--- BEGIN Records provided ---

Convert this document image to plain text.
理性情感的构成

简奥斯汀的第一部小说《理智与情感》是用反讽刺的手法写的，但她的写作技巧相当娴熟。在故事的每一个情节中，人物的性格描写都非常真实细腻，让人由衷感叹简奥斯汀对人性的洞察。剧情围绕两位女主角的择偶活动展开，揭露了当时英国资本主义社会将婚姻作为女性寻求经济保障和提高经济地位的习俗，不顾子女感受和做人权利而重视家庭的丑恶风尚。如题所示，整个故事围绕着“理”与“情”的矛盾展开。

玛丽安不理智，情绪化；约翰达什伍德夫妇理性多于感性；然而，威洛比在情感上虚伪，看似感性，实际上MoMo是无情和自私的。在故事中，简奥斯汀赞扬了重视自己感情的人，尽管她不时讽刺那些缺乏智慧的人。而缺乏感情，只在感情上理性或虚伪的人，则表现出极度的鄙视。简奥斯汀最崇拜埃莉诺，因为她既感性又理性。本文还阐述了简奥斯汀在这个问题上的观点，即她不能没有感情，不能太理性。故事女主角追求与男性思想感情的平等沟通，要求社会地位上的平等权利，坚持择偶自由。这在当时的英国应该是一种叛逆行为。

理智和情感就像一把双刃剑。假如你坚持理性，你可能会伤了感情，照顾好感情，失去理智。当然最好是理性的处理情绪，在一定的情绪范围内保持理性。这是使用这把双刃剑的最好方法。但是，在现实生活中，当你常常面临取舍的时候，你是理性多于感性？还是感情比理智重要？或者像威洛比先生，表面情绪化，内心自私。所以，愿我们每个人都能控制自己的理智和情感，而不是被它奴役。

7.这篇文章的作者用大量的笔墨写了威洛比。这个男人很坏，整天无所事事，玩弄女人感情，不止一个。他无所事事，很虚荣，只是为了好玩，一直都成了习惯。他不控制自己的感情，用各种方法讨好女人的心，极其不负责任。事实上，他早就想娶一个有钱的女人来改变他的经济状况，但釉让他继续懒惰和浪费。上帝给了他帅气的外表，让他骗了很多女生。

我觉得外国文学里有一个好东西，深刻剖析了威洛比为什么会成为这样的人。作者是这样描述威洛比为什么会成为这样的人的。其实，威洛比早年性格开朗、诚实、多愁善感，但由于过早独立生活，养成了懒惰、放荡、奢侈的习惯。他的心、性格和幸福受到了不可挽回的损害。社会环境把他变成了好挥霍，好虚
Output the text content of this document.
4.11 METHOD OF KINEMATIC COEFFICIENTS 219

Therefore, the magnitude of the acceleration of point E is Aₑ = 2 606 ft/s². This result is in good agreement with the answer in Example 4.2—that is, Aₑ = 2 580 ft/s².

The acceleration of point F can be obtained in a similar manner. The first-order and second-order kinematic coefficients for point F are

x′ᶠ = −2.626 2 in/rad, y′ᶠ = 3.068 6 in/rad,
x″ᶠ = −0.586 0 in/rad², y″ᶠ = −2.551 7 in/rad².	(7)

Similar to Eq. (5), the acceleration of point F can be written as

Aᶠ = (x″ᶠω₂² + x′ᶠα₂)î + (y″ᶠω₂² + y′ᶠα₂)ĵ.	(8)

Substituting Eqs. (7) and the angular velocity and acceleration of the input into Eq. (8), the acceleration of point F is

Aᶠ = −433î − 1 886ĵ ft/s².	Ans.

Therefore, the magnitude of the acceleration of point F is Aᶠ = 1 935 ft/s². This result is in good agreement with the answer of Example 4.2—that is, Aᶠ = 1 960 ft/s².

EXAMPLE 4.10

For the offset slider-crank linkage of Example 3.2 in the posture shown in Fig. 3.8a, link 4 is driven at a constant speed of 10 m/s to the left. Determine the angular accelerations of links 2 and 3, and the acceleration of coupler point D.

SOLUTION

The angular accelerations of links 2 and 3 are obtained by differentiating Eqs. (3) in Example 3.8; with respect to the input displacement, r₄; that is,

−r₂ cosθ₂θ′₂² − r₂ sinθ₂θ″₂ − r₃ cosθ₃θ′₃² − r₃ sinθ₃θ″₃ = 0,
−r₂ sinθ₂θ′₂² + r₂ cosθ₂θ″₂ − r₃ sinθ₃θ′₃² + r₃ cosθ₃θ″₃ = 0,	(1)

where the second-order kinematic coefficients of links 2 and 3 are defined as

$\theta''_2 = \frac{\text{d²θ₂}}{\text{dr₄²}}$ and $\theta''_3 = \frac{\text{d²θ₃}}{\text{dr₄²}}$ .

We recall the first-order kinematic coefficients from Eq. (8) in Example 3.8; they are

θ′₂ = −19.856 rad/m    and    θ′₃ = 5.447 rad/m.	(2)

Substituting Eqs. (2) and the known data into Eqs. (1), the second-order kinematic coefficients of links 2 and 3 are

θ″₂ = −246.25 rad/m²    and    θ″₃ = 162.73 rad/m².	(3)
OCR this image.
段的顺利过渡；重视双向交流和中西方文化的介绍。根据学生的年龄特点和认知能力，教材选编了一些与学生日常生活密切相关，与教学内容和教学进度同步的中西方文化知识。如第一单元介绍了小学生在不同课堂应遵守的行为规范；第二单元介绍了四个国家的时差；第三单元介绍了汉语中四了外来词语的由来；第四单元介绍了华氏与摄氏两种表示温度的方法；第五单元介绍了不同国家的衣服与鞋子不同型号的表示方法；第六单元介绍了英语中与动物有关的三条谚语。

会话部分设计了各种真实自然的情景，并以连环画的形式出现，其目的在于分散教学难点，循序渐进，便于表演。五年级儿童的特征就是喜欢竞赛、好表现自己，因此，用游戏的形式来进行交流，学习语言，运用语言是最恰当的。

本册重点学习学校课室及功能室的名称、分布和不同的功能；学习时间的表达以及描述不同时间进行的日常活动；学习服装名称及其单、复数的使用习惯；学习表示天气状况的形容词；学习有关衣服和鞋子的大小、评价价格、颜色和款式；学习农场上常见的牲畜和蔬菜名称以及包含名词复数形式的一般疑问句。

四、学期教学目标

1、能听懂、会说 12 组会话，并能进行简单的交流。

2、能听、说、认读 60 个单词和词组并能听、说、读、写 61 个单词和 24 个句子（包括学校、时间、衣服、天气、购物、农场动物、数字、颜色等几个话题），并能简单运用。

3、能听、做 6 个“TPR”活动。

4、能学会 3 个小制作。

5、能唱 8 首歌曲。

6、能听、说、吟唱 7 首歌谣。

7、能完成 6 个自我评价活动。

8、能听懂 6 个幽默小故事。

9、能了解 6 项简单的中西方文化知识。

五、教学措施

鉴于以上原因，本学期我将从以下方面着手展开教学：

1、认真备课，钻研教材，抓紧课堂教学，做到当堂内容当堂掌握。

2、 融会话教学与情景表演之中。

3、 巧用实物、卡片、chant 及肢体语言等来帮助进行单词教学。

--- END Records provided ---

**Problem details:** Reply with nothing but the number of lines that contain the word "document".

**Response to the task:** 2